Stored records:
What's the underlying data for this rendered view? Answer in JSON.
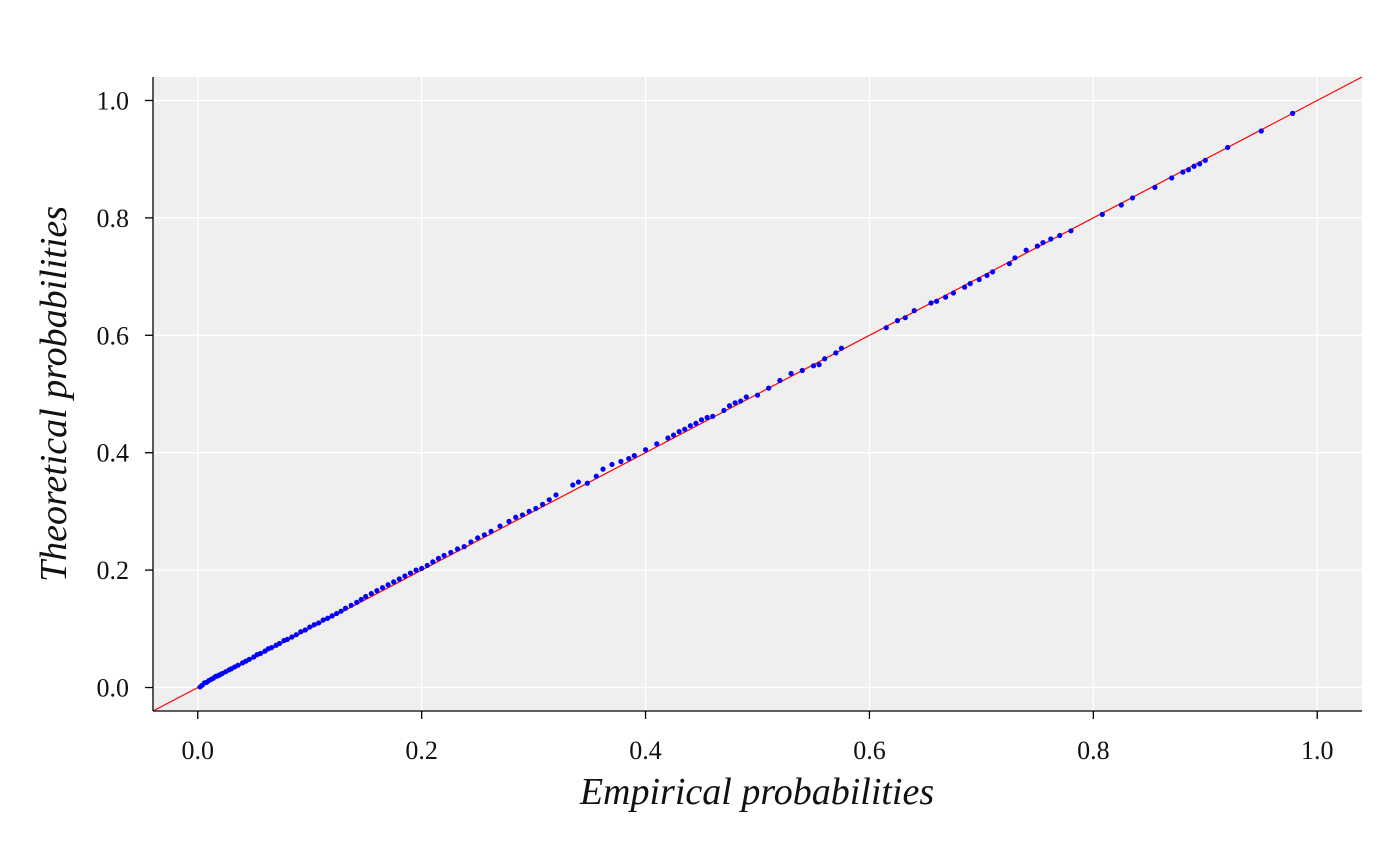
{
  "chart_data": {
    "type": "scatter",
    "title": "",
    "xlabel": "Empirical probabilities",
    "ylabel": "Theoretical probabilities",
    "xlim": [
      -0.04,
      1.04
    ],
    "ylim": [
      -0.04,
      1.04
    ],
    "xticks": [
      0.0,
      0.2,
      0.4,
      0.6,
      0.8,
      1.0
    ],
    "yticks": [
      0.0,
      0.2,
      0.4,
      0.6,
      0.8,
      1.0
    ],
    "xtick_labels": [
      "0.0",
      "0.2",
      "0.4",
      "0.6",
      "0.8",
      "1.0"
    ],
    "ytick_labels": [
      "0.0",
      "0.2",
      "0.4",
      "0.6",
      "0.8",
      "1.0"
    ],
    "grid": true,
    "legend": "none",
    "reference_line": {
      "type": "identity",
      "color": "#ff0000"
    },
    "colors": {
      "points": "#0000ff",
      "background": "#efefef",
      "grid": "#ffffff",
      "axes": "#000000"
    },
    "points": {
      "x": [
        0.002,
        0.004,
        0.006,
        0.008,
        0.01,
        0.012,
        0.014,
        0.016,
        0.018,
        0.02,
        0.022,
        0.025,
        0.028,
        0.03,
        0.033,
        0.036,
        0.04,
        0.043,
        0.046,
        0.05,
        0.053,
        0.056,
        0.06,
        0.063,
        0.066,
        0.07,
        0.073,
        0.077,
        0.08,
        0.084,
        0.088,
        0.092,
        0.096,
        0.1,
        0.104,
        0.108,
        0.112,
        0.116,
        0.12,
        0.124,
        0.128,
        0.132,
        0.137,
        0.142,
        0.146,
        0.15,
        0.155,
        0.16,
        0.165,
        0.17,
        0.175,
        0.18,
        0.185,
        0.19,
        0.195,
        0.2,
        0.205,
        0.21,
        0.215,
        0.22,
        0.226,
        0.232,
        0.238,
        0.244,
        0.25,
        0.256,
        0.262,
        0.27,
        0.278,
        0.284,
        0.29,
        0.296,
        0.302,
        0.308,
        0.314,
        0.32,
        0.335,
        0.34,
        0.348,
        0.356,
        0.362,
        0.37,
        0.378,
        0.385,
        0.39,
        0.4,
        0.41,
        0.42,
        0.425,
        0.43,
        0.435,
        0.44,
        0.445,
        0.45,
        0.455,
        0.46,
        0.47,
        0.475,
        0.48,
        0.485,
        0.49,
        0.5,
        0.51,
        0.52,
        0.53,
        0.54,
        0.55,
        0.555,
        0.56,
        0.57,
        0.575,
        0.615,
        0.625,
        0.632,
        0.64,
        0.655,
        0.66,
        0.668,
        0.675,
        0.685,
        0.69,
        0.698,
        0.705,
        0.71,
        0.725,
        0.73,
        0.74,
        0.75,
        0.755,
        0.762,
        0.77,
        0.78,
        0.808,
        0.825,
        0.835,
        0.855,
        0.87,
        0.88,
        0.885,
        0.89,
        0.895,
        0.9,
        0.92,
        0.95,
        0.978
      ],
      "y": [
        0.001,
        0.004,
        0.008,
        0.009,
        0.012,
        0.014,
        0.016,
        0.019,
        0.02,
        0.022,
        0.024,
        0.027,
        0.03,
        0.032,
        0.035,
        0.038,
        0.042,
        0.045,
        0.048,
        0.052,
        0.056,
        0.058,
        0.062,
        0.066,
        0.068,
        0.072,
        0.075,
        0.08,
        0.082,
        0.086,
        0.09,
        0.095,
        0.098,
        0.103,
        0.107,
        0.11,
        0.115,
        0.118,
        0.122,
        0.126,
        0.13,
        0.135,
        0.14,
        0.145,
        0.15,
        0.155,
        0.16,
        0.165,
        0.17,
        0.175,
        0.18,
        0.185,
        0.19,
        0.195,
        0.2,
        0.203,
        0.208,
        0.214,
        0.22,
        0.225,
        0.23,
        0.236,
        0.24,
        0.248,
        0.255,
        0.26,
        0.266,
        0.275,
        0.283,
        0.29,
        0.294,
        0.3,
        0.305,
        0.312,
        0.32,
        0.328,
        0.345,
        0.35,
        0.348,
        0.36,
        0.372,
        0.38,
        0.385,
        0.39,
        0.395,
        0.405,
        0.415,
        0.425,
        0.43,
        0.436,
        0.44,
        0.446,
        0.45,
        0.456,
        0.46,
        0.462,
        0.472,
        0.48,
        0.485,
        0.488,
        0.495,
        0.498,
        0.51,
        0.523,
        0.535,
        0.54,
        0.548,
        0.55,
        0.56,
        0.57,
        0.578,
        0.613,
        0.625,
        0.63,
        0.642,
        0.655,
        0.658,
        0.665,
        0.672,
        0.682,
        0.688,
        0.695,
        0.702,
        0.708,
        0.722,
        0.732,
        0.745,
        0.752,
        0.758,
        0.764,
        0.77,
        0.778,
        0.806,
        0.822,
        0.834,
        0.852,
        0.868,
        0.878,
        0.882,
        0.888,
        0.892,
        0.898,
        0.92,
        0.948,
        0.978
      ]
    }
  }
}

• [Short task]:
All of the entries above should be duplicated exactly, except for the pictures.

• [Final result]:
What's the underlying data for this rendered view? Answer in JSON.
{
  "chart_data": {
    "type": "scatter",
    "title": "",
    "xlabel": "Empirical probabilities",
    "ylabel": "Theoretical probabilities",
    "xlim": [
      -0.04,
      1.04
    ],
    "ylim": [
      -0.04,
      1.04
    ],
    "xticks": [
      0.0,
      0.2,
      0.4,
      0.6,
      0.8,
      1.0
    ],
    "yticks": [
      0.0,
      0.2,
      0.4,
      0.6,
      0.8,
      1.0
    ],
    "xtick_labels": [
      "0.0",
      "0.2",
      "0.4",
      "0.6",
      "0.8",
      "1.0"
    ],
    "ytick_labels": [
      "0.0",
      "0.2",
      "0.4",
      "0.6",
      "0.8",
      "1.0"
    ],
    "grid": true,
    "legend": "none",
    "reference_line": {
      "type": "identity",
      "color": "#ff0000"
    },
    "colors": {
      "points": "#0000ff",
      "background": "#efefef",
      "grid": "#ffffff",
      "axes": "#000000"
    },
    "points": {
      "x": [
        0.002,
        0.004,
        0.006,
        0.008,
        0.01,
        0.012,
        0.014,
        0.016,
        0.018,
        0.02,
        0.022,
        0.025,
        0.028,
        0.03,
        0.033,
        0.036,
        0.04,
        0.043,
        0.046,
        0.05,
        0.053,
        0.056,
        0.06,
        0.063,
        0.066,
        0.07,
        0.073,
        0.077,
        0.08,
        0.084,
        0.088,
        0.092,
        0.096,
        0.1,
        0.104,
        0.108,
        0.112,
        0.116,
        0.12,
        0.124,
        0.128,
        0.132,
        0.137,
        0.142,
        0.146,
        0.15,
        0.155,
        0.16,
        0.165,
        0.17,
        0.175,
        0.18,
        0.185,
        0.19,
        0.195,
        0.2,
        0.205,
        0.21,
        0.215,
        0.22,
        0.226,
        0.232,
        0.238,
        0.244,
        0.25,
        0.256,
        0.262,
        0.27,
        0.278,
        0.284,
        0.29,
        0.296,
        0.302,
        0.308,
        0.314,
        0.32,
        0.335,
        0.34,
        0.348,
        0.356,
        0.362,
        0.37,
        0.378,
        0.385,
        0.39,
        0.4,
        0.41,
        0.42,
        0.425,
        0.43,
        0.435,
        0.44,
        0.445,
        0.45,
        0.455,
        0.46,
        0.47,
        0.475,
        0.48,
        0.485,
        0.49,
        0.5,
        0.51,
        0.52,
        0.53,
        0.54,
        0.55,
        0.555,
        0.56,
        0.57,
        0.575,
        0.615,
        0.625,
        0.632,
        0.64,
        0.655,
        0.66,
        0.668,
        0.675,
        0.685,
        0.69,
        0.698,
        0.705,
        0.71,
        0.725,
        0.73,
        0.74,
        0.75,
        0.755,
        0.762,
        0.77,
        0.78,
        0.808,
        0.825,
        0.835,
        0.855,
        0.87,
        0.88,
        0.885,
        0.89,
        0.895,
        0.9,
        0.92,
        0.95,
        0.978
      ],
      "y": [
        0.001,
        0.004,
        0.008,
        0.009,
        0.012,
        0.014,
        0.016,
        0.019,
        0.02,
        0.022,
        0.024,
        0.027,
        0.03,
        0.032,
        0.035,
        0.038,
        0.042,
        0.045,
        0.048,
        0.052,
        0.056,
        0.058,
        0.062,
        0.066,
        0.068,
        0.072,
        0.075,
        0.08,
        0.082,
        0.086,
        0.09,
        0.095,
        0.098,
        0.103,
        0.107,
        0.11,
        0.115,
        0.118,
        0.122,
        0.126,
        0.13,
        0.135,
        0.14,
        0.145,
        0.15,
        0.155,
        0.16,
        0.165,
        0.17,
        0.175,
        0.18,
        0.185,
        0.19,
        0.195,
        0.2,
        0.203,
        0.208,
        0.214,
        0.22,
        0.225,
        0.23,
        0.236,
        0.24,
        0.248,
        0.255,
        0.26,
        0.266,
        0.275,
        0.283,
        0.29,
        0.294,
        0.3,
        0.305,
        0.312,
        0.32,
        0.328,
        0.345,
        0.35,
        0.348,
        0.36,
        0.372,
        0.38,
        0.385,
        0.39,
        0.395,
        0.405,
        0.415,
        0.425,
        0.43,
        0.436,
        0.44,
        0.446,
        0.45,
        0.456,
        0.46,
        0.462,
        0.472,
        0.48,
        0.485,
        0.488,
        0.495,
        0.498,
        0.51,
        0.523,
        0.535,
        0.54,
        0.548,
        0.55,
        0.56,
        0.57,
        0.578,
        0.613,
        0.625,
        0.63,
        0.642,
        0.655,
        0.658,
        0.665,
        0.672,
        0.682,
        0.688,
        0.695,
        0.702,
        0.708,
        0.722,
        0.732,
        0.745,
        0.752,
        0.758,
        0.764,
        0.77,
        0.778,
        0.806,
        0.822,
        0.834,
        0.852,
        0.868,
        0.878,
        0.882,
        0.888,
        0.892,
        0.898,
        0.92,
        0.948,
        0.978
      ]
    }
  }
}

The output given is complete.